* **SHORT PROBLEM**: Repeat the listing exactly as given, omitting every image.

* **DATA EXCERPTS**:
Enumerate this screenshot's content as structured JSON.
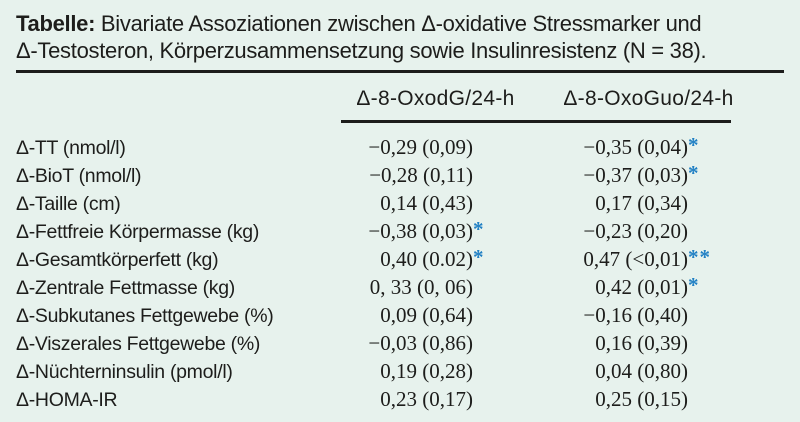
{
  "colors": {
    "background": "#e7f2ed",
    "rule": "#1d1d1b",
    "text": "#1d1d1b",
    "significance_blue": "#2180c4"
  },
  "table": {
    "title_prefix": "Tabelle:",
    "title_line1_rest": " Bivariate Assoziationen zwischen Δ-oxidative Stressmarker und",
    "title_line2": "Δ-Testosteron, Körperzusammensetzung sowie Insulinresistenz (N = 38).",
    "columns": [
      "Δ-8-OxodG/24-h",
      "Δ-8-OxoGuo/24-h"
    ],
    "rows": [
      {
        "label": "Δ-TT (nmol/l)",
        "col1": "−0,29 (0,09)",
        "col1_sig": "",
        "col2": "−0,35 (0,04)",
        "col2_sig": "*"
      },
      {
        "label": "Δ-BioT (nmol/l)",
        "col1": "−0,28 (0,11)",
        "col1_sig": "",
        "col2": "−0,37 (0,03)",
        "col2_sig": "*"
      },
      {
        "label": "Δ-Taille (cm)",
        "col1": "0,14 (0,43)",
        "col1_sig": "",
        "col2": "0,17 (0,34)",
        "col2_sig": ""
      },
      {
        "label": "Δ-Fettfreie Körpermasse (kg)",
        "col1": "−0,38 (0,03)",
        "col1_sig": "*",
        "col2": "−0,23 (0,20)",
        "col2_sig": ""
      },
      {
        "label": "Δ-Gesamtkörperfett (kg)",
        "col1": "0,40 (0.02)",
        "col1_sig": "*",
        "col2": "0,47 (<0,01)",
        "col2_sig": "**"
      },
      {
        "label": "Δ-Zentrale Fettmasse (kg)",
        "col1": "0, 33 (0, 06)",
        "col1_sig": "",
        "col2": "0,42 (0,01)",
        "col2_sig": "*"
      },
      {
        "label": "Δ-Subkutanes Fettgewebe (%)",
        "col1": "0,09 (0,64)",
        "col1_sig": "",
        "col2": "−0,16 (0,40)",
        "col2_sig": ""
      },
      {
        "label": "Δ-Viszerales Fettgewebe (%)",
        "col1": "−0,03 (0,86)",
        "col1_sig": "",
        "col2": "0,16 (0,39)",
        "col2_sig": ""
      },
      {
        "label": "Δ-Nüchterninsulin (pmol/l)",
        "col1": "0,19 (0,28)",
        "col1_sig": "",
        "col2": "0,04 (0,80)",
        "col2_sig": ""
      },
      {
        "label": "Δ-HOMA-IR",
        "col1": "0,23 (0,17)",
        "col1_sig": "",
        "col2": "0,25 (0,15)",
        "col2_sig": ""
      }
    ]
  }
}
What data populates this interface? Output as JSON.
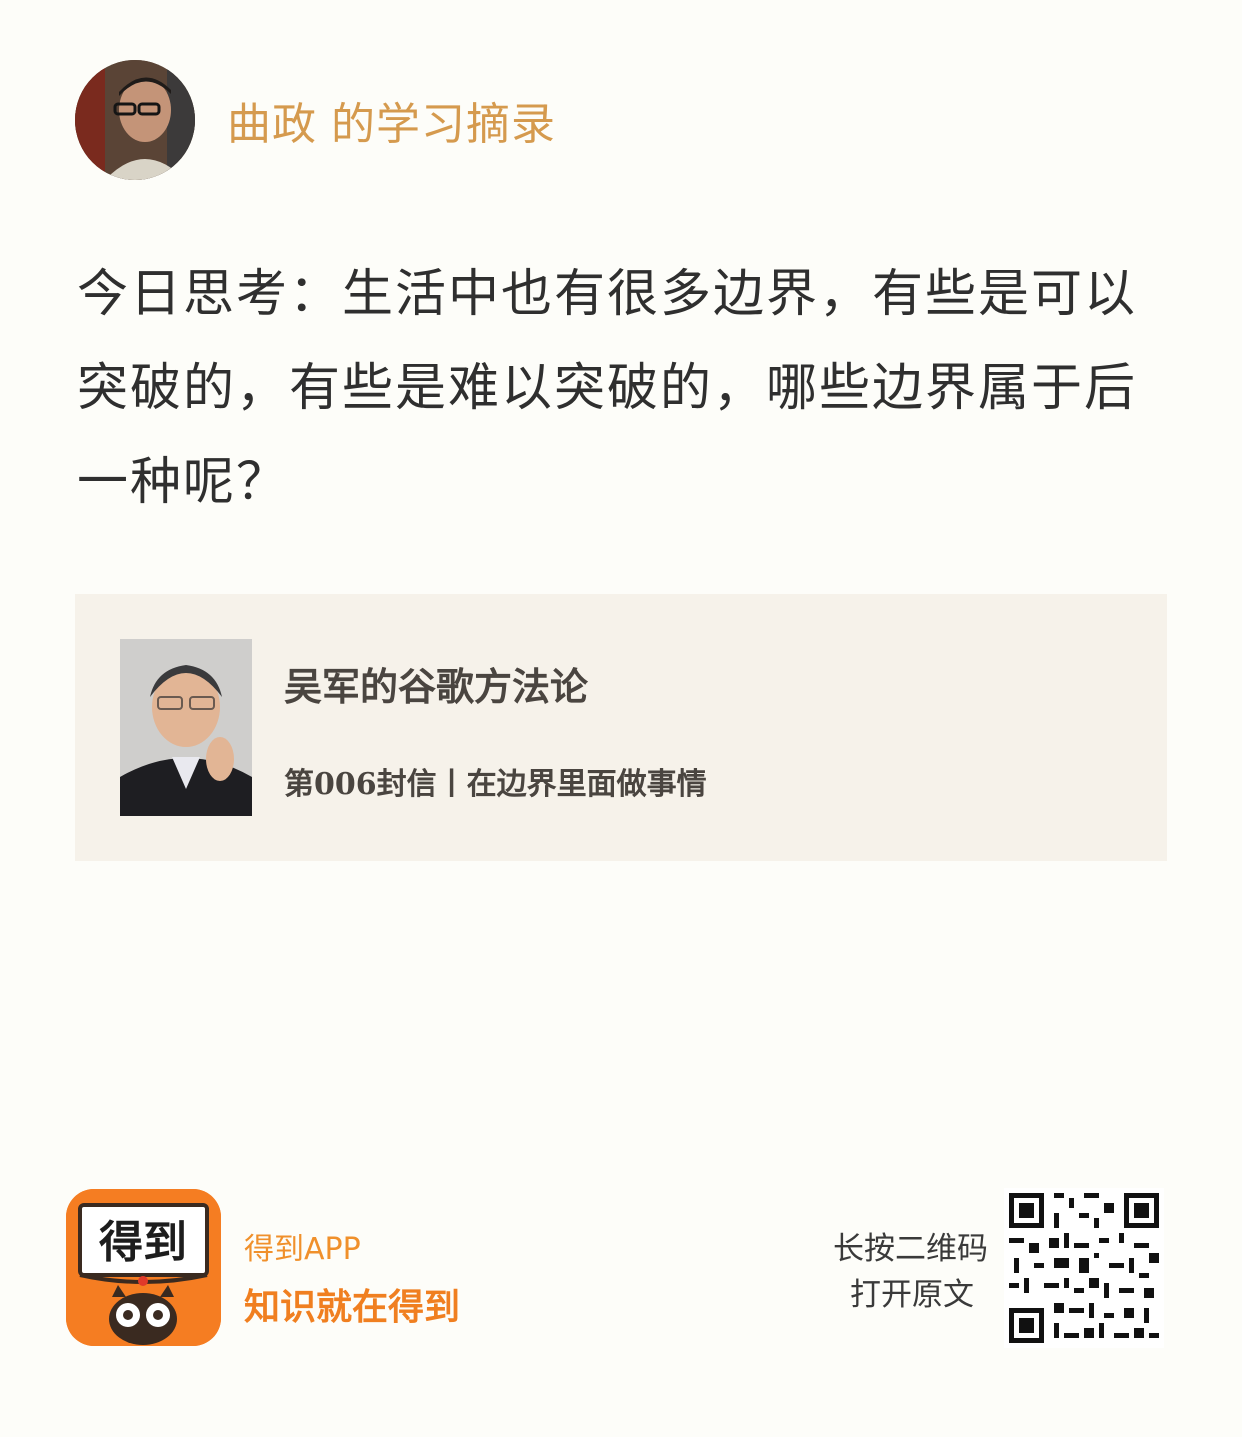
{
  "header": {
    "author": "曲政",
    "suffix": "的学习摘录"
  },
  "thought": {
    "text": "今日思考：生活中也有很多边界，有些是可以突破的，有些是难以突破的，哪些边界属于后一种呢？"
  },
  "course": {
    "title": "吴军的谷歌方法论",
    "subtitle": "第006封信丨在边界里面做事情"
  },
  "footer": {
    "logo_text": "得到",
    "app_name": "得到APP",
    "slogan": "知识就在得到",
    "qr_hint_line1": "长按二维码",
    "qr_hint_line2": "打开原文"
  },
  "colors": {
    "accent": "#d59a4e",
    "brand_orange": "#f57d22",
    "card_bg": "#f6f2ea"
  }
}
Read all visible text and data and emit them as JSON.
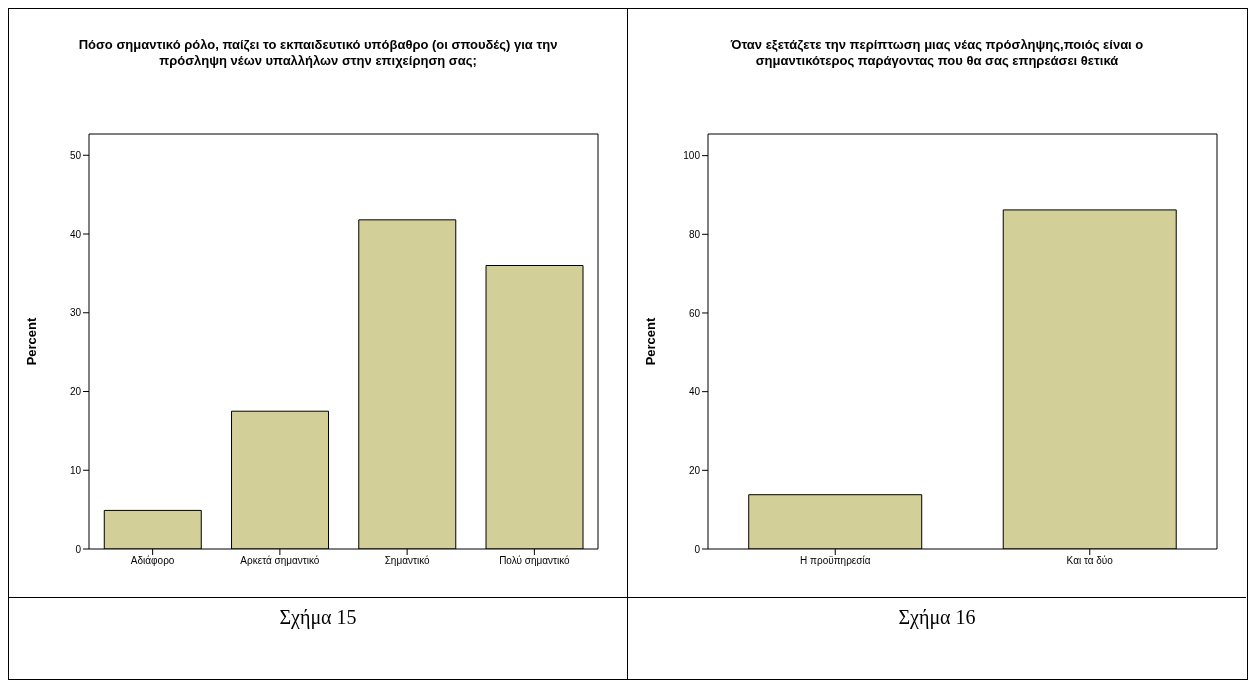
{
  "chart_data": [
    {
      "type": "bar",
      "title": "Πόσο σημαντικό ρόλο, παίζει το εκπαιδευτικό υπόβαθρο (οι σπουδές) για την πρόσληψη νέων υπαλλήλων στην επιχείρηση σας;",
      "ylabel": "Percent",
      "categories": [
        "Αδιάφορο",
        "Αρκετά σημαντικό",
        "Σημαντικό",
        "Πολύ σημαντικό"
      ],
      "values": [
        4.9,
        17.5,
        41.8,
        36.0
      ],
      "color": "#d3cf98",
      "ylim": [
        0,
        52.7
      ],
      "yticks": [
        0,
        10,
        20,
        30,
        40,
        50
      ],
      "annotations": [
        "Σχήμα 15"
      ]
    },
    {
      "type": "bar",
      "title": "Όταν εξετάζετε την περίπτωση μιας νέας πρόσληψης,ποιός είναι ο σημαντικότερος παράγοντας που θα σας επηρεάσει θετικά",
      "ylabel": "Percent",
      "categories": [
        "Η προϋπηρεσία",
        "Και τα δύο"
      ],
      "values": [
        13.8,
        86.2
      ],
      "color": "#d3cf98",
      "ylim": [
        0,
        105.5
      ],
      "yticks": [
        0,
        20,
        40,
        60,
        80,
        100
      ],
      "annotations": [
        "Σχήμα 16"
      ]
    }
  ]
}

* **RESULT OF THIS TASK**:
Enumerate this screenshot's content as structured JSON.
{
  "colors": {
    "background": "#e7f2ed",
    "rule": "#1d1d1b",
    "text": "#1d1d1b",
    "significance_blue": "#2180c4"
  },
  "table": {
    "title_prefix": "Tabelle:",
    "title_line1_rest": " Bivariate Assoziationen zwischen Δ-oxidative Stressmarker und",
    "title_line2": "Δ-Testosteron, Körperzusammensetzung sowie Insulinresistenz (N = 38).",
    "columns": [
      "Δ-8-OxodG/24-h",
      "Δ-8-OxoGuo/24-h"
    ],
    "rows": [
      {
        "label": "Δ-TT (nmol/l)",
        "col1": "−0,29 (0,09)",
        "col1_sig": "",
        "col2": "−0,35 (0,04)",
        "col2_sig": "*"
      },
      {
        "label": "Δ-BioT (nmol/l)",
        "col1": "−0,28 (0,11)",
        "col1_sig": "",
        "col2": "−0,37 (0,03)",
        "col2_sig": "*"
      },
      {
        "label": "Δ-Taille (cm)",
        "col1": "0,14 (0,43)",
        "col1_sig": "",
        "col2": "0,17 (0,34)",
        "col2_sig": ""
      },
      {
        "label": "Δ-Fettfreie Körpermasse (kg)",
        "col1": "−0,38 (0,03)",
        "col1_sig": "*",
        "col2": "−0,23 (0,20)",
        "col2_sig": ""
      },
      {
        "label": "Δ-Gesamtkörperfett (kg)",
        "col1": "0,40 (0.02)",
        "col1_sig": "*",
        "col2": "0,47 (<0,01)",
        "col2_sig": "**"
      },
      {
        "label": "Δ-Zentrale Fettmasse (kg)",
        "col1": "0, 33 (0, 06)",
        "col1_sig": "",
        "col2": "0,42 (0,01)",
        "col2_sig": "*"
      },
      {
        "label": "Δ-Subkutanes Fettgewebe (%)",
        "col1": "0,09 (0,64)",
        "col1_sig": "",
        "col2": "−0,16 (0,40)",
        "col2_sig": ""
      },
      {
        "label": "Δ-Viszerales Fettgewebe (%)",
        "col1": "−0,03 (0,86)",
        "col1_sig": "",
        "col2": "0,16 (0,39)",
        "col2_sig": ""
      },
      {
        "label": "Δ-Nüchterninsulin (pmol/l)",
        "col1": "0,19 (0,28)",
        "col1_sig": "",
        "col2": "0,04 (0,80)",
        "col2_sig": ""
      },
      {
        "label": "Δ-HOMA-IR",
        "col1": "0,23 (0,17)",
        "col1_sig": "",
        "col2": "0,25 (0,15)",
        "col2_sig": ""
      }
    ]
  }
}
What data populates this interface? Output as JSON.
{
  "header": {
    "author": "曲政",
    "suffix": "的学习摘录"
  },
  "thought": {
    "text": "今日思考：生活中也有很多边界，有些是可以突破的，有些是难以突破的，哪些边界属于后一种呢？"
  },
  "course": {
    "title": "吴军的谷歌方法论",
    "subtitle": "第006封信丨在边界里面做事情"
  },
  "footer": {
    "logo_text": "得到",
    "app_name": "得到APP",
    "slogan": "知识就在得到",
    "qr_hint_line1": "长按二维码",
    "qr_hint_line2": "打开原文"
  },
  "colors": {
    "accent": "#d59a4e",
    "brand_orange": "#f57d22",
    "card_bg": "#f6f2ea"
  }
}
Read all visible text and data and emit them as JSON.
{
  "chart_data": [
    {
      "type": "bar",
      "title": "Πόσο σημαντικό ρόλο, παίζει το εκπαιδευτικό υπόβαθρο (οι σπουδές) για την πρόσληψη νέων υπαλλήλων στην επιχείρηση σας;",
      "ylabel": "Percent",
      "categories": [
        "Αδιάφορο",
        "Αρκετά σημαντικό",
        "Σημαντικό",
        "Πολύ σημαντικό"
      ],
      "values": [
        4.9,
        17.5,
        41.8,
        36.0
      ],
      "color": "#d3cf98",
      "ylim": [
        0,
        52.7
      ],
      "yticks": [
        0,
        10,
        20,
        30,
        40,
        50
      ],
      "annotations": [
        "Σχήμα 15"
      ]
    },
    {
      "type": "bar",
      "title": "Όταν εξετάζετε την περίπτωση μιας νέας πρόσληψης,ποιός είναι ο σημαντικότερος παράγοντας που θα σας επηρεάσει θετικά",
      "ylabel": "Percent",
      "categories": [
        "Η προϋπηρεσία",
        "Και τα δύο"
      ],
      "values": [
        13.8,
        86.2
      ],
      "color": "#d3cf98",
      "ylim": [
        0,
        105.5
      ],
      "yticks": [
        0,
        20,
        40,
        60,
        80,
        100
      ],
      "annotations": [
        "Σχήμα 16"
      ]
    }
  ]
}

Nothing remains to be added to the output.